(Data entries for graphics)
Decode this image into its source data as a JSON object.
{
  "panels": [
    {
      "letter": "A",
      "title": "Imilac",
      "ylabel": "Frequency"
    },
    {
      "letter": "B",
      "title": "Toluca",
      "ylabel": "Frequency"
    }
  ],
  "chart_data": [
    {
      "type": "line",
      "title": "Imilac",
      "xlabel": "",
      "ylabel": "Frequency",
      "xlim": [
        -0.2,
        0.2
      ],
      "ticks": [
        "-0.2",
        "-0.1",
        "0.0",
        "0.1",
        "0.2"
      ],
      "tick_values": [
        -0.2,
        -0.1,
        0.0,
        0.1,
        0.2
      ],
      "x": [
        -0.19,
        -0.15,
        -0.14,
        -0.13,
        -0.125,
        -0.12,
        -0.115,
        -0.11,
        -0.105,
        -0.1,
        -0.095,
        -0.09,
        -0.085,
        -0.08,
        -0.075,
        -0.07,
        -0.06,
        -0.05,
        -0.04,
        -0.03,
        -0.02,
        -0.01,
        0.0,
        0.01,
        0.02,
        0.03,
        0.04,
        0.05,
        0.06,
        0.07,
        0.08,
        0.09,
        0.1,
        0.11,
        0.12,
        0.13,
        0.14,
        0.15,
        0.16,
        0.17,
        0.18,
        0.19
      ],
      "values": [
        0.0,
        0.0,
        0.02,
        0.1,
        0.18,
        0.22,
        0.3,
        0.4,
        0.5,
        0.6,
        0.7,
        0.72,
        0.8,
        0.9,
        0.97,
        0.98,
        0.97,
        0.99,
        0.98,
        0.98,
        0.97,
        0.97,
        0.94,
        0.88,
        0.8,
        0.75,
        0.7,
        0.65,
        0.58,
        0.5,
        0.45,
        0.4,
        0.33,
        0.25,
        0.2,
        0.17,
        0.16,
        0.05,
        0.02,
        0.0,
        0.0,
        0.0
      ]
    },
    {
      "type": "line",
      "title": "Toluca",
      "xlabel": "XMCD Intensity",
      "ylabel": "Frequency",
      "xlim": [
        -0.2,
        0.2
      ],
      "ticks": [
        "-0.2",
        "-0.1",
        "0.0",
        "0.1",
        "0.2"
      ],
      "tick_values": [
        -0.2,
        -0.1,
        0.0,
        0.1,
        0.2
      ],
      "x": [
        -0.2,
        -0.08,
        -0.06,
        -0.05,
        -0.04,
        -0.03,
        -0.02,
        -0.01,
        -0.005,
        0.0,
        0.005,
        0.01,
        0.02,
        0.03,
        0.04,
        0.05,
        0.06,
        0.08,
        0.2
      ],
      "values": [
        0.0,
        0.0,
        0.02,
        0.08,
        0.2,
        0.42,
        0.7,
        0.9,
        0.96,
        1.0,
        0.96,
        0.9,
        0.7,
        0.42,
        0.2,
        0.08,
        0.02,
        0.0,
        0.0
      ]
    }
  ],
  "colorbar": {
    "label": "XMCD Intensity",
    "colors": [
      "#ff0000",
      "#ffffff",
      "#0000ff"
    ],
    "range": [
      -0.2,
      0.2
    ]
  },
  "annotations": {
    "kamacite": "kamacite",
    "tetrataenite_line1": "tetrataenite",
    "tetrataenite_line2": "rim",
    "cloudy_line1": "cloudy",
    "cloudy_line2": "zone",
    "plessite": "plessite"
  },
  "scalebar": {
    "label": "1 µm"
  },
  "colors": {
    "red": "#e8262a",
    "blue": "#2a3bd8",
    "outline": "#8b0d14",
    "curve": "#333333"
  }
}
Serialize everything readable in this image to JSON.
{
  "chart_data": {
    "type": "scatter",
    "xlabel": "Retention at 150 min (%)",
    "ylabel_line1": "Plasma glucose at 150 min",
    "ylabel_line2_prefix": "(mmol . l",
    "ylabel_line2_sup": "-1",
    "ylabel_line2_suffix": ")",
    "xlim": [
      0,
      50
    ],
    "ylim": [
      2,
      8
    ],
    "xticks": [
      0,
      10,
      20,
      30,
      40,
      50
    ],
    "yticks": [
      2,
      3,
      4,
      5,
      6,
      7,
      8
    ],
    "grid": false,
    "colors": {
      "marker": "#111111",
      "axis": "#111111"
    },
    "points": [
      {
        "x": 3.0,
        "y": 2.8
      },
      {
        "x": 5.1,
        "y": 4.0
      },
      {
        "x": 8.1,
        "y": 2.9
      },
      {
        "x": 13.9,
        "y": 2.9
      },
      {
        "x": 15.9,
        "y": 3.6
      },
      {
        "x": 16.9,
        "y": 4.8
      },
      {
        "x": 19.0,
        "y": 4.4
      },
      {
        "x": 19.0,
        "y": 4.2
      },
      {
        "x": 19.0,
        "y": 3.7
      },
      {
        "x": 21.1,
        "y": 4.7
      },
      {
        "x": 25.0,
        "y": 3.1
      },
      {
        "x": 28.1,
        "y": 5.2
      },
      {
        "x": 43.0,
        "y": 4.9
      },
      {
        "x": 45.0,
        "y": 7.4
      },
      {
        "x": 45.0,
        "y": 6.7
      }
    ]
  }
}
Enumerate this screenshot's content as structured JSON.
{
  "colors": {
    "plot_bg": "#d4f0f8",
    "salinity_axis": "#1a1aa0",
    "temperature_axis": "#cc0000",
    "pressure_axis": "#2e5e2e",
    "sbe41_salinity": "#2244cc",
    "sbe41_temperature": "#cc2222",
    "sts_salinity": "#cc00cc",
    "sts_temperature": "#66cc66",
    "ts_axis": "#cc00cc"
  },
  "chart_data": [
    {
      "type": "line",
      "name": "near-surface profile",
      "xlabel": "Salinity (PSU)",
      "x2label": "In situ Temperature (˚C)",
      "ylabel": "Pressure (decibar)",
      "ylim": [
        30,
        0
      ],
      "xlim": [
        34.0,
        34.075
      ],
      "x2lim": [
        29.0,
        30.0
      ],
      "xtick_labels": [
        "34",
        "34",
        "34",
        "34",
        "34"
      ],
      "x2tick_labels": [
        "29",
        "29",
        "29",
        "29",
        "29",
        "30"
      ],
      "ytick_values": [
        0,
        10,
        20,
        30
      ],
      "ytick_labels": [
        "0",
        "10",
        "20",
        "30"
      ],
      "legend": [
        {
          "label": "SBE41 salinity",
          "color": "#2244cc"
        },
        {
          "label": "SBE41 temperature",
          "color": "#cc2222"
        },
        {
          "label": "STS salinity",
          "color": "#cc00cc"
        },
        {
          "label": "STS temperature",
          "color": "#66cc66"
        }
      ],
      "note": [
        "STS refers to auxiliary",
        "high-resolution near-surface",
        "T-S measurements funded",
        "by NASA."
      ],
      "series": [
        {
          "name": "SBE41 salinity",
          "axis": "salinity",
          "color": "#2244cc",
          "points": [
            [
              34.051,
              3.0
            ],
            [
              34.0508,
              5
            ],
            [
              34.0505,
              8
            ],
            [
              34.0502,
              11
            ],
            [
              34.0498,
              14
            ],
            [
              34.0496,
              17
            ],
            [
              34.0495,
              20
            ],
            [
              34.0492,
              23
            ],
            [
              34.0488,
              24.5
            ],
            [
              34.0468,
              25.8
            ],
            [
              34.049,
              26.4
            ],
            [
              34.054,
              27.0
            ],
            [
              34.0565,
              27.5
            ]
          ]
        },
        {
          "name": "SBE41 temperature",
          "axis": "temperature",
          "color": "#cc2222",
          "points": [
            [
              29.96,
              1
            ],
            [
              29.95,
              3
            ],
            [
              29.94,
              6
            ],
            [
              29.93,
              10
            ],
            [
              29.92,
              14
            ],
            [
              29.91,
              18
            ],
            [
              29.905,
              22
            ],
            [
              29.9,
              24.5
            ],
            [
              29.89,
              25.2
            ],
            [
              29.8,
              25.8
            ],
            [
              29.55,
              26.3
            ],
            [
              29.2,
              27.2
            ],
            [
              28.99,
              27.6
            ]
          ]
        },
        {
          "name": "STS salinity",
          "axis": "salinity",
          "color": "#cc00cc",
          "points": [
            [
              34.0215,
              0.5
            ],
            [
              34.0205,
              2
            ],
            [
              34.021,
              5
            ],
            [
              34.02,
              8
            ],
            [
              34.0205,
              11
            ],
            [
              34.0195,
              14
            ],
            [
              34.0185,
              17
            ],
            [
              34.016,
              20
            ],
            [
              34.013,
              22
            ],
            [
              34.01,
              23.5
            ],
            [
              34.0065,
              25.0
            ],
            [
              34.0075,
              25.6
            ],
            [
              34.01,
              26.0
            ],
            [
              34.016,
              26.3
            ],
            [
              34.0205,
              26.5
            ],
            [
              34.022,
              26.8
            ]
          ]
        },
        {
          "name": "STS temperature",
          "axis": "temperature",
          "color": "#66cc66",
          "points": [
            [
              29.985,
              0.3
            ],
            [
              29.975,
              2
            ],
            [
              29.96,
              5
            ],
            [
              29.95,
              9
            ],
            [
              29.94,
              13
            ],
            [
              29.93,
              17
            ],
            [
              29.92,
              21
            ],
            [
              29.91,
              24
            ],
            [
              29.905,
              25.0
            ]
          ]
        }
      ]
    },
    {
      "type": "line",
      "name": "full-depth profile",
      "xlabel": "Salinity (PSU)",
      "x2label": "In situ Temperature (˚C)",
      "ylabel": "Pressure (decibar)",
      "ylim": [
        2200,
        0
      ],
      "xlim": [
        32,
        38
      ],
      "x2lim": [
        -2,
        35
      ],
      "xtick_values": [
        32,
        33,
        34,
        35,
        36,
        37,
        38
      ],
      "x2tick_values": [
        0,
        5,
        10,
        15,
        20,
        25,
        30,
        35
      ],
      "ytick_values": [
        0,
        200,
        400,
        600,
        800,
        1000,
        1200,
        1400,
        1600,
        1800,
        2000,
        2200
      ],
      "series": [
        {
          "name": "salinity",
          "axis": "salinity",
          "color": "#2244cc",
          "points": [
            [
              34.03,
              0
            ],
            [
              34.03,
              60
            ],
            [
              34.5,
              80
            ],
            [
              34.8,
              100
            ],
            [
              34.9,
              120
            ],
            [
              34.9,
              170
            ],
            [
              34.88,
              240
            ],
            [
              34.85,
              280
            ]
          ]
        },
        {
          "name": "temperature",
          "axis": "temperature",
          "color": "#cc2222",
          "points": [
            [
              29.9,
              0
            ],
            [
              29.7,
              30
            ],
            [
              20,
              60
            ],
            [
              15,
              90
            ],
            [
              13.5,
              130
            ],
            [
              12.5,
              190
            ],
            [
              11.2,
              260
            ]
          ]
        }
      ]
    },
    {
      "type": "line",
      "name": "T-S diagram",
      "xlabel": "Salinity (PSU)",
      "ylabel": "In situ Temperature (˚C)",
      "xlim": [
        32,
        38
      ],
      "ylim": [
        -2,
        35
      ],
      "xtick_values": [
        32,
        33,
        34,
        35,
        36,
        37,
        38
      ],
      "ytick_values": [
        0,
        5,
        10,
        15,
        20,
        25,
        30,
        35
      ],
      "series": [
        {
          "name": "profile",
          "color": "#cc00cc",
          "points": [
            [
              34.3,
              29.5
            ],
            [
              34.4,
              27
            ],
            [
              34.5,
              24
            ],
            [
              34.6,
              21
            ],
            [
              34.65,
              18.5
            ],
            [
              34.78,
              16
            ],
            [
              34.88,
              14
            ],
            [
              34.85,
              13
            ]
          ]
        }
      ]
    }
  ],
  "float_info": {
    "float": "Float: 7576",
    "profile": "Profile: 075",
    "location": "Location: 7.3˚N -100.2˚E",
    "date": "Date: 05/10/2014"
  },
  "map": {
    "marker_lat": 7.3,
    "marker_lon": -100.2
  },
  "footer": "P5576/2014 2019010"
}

The exercise: In the listing above, find each line with the word "image" and copy it.

Solution to this exercise:
Decode this image into its source data as a JSON object.
Serialize everything readable in this image to JSON.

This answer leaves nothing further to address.